* begin DATA IN THIS EXERCISE *

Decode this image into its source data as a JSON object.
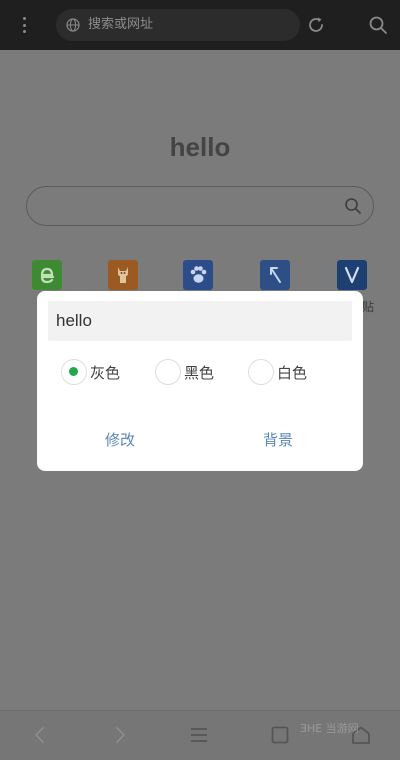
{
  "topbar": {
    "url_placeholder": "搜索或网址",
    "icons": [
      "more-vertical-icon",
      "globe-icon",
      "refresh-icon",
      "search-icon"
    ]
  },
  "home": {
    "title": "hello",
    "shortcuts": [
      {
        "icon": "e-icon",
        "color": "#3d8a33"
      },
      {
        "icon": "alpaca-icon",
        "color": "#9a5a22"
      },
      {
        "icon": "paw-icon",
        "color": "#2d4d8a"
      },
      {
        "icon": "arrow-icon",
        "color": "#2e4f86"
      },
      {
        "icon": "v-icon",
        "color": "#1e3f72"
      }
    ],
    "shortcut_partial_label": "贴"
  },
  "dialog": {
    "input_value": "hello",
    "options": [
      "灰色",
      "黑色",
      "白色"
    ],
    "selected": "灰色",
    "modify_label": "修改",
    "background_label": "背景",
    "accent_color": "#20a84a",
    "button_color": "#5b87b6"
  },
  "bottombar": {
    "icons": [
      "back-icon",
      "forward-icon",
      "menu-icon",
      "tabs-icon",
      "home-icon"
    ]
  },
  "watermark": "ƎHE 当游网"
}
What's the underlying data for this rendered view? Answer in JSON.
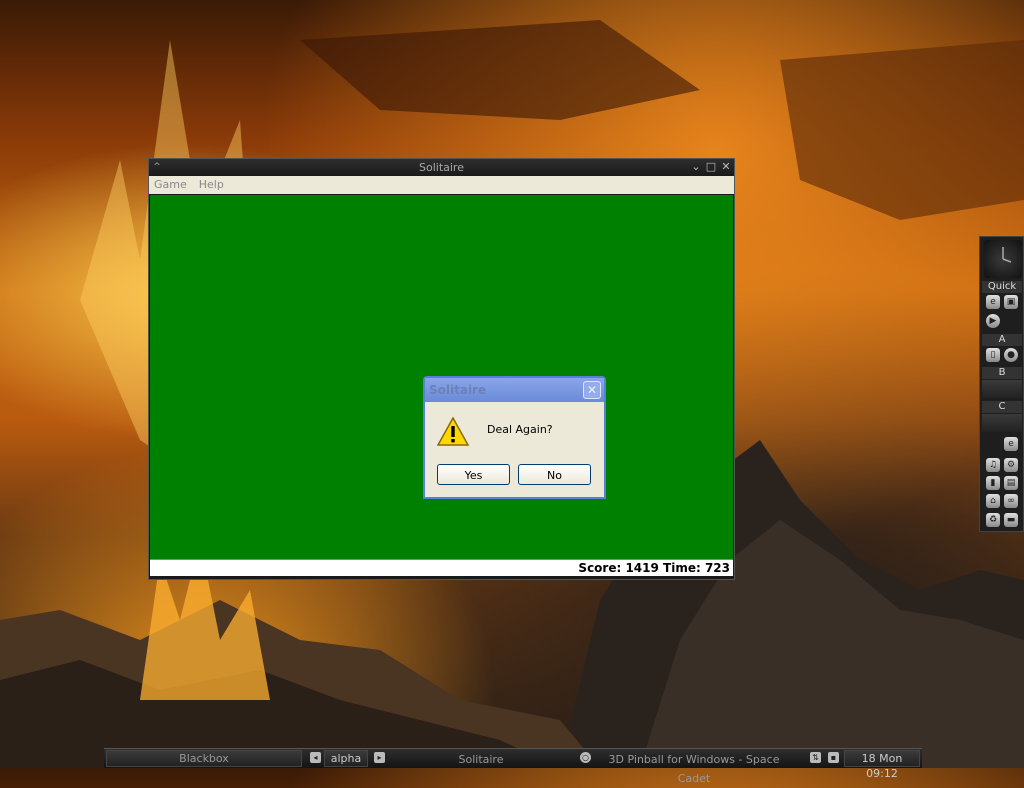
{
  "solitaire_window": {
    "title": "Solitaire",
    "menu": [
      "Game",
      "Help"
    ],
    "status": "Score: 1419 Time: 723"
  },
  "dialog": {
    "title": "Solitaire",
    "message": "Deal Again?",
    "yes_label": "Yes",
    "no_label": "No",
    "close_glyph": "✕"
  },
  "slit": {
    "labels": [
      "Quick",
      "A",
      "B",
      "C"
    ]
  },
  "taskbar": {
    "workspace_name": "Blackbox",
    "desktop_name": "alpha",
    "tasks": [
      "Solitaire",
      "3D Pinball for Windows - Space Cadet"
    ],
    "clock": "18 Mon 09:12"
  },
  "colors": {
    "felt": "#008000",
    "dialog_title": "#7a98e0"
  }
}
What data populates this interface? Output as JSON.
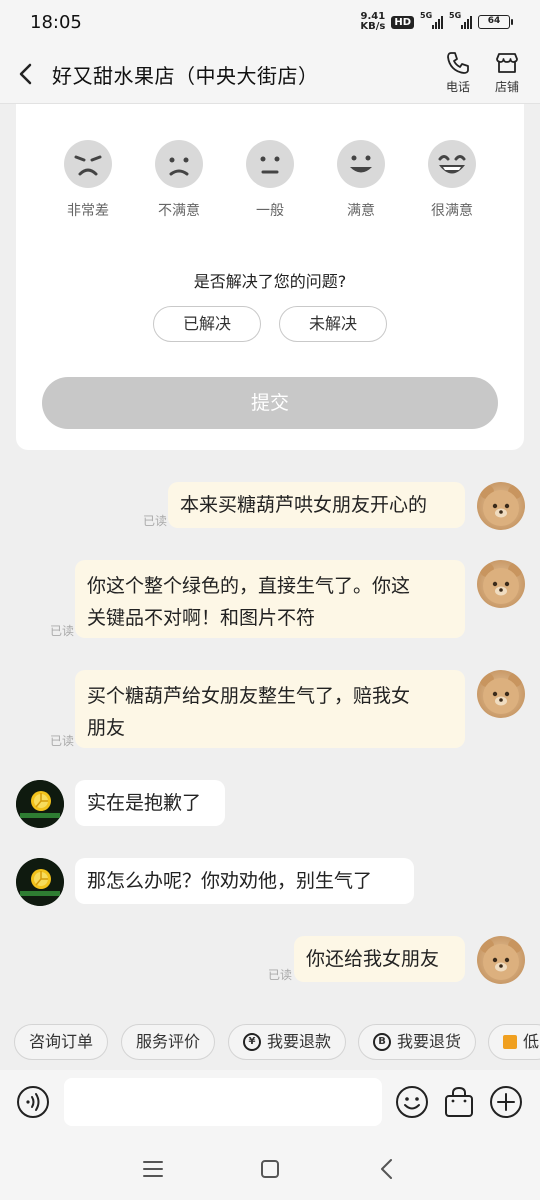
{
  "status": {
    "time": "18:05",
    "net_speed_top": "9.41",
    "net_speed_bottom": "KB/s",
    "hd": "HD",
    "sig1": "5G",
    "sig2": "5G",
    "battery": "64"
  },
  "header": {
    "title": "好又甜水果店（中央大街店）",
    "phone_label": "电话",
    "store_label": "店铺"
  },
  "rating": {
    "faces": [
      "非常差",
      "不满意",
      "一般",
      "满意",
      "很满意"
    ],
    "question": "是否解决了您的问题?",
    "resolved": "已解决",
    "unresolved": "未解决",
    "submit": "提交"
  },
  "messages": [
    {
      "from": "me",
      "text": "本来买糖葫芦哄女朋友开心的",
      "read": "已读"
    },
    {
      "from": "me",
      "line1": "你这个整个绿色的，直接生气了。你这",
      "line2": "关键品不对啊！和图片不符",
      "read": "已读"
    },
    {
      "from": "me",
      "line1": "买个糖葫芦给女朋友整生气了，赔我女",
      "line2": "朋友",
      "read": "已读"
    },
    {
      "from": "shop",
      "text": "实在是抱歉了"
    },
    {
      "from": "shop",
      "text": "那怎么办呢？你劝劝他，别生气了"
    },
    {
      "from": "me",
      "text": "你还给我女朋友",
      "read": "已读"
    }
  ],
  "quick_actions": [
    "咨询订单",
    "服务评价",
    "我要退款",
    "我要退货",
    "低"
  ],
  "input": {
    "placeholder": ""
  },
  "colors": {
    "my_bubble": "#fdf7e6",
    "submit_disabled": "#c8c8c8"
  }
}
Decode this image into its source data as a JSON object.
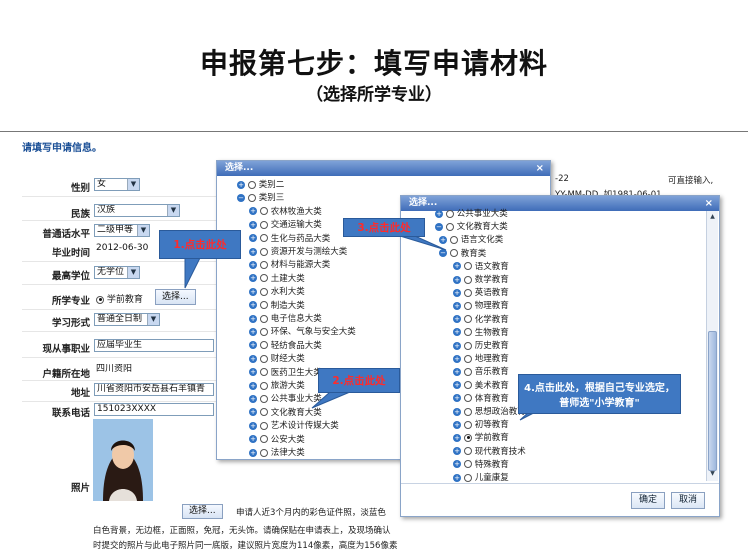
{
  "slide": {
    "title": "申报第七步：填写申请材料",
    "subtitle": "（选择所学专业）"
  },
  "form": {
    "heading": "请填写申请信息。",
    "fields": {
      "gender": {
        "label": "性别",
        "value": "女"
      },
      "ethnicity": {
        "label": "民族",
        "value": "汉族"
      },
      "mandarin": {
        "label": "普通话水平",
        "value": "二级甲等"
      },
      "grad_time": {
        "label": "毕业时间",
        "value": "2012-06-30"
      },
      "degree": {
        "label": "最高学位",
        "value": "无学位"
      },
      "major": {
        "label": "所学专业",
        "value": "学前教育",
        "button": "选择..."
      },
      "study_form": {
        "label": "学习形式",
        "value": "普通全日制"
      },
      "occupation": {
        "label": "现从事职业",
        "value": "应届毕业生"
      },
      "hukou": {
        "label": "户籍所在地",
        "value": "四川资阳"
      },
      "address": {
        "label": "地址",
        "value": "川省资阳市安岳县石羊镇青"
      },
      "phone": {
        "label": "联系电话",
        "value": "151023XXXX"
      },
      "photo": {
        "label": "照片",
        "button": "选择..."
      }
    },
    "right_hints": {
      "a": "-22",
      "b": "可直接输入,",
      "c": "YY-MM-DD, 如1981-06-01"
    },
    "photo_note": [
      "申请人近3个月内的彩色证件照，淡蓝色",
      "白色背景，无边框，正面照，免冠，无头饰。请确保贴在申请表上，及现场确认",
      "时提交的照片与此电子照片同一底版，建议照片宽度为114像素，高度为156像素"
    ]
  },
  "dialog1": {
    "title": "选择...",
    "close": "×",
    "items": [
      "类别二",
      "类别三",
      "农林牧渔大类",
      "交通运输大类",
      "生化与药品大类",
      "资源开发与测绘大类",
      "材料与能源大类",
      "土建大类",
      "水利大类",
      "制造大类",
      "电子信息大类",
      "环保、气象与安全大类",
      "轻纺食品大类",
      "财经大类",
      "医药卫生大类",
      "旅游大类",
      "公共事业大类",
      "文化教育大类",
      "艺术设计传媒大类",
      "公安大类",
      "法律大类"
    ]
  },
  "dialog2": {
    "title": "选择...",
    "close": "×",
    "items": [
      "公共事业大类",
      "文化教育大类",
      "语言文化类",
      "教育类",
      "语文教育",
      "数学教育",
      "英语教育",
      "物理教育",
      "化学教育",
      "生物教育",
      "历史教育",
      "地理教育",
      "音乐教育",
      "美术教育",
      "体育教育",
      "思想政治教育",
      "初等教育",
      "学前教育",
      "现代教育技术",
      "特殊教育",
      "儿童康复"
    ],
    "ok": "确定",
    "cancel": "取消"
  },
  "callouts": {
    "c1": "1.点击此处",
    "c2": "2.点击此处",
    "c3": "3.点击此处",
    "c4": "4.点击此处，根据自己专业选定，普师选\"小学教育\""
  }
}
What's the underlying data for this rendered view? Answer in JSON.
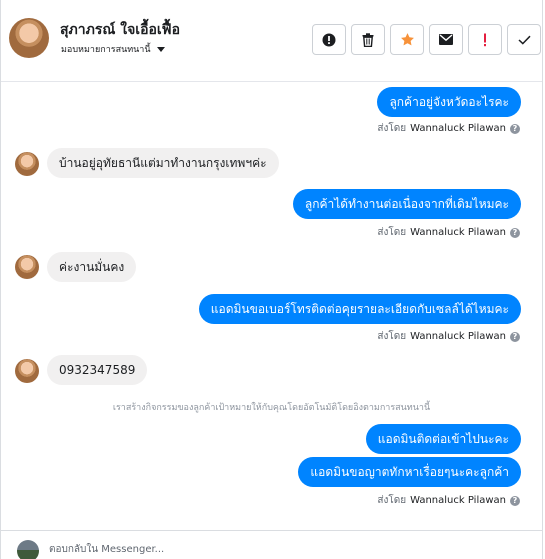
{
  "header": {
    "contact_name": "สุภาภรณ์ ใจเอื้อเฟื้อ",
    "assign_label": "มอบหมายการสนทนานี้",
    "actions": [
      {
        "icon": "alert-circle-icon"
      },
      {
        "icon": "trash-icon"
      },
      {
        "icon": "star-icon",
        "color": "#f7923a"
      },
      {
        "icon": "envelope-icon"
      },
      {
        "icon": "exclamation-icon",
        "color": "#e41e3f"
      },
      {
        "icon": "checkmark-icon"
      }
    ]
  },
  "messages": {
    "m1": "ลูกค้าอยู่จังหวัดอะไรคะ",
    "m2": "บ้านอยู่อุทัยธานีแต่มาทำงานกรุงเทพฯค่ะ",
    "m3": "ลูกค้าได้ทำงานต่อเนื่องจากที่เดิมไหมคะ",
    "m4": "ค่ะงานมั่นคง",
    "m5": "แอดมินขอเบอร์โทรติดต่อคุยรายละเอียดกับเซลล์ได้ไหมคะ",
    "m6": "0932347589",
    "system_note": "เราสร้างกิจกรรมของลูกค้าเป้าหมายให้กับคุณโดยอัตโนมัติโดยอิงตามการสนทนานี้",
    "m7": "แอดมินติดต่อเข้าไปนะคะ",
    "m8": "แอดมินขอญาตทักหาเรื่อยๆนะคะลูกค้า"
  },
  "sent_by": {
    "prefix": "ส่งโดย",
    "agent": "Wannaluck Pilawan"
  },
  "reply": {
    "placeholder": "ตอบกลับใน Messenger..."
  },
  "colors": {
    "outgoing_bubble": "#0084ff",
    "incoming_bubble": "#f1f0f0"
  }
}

* end DATA IN THIS EXERCISE *

* TASK TO COMPLETE:
From the records given above, copy all lines containing "点击此处".

* RESULT OF THIS TASK:
    "c1": "1.点击此处",
    "c2": "2.点击此处",
    "c3": "3.点击此处",
    "c4": "4.点击此处，根据自己专业选定，普师选\"小学教育\""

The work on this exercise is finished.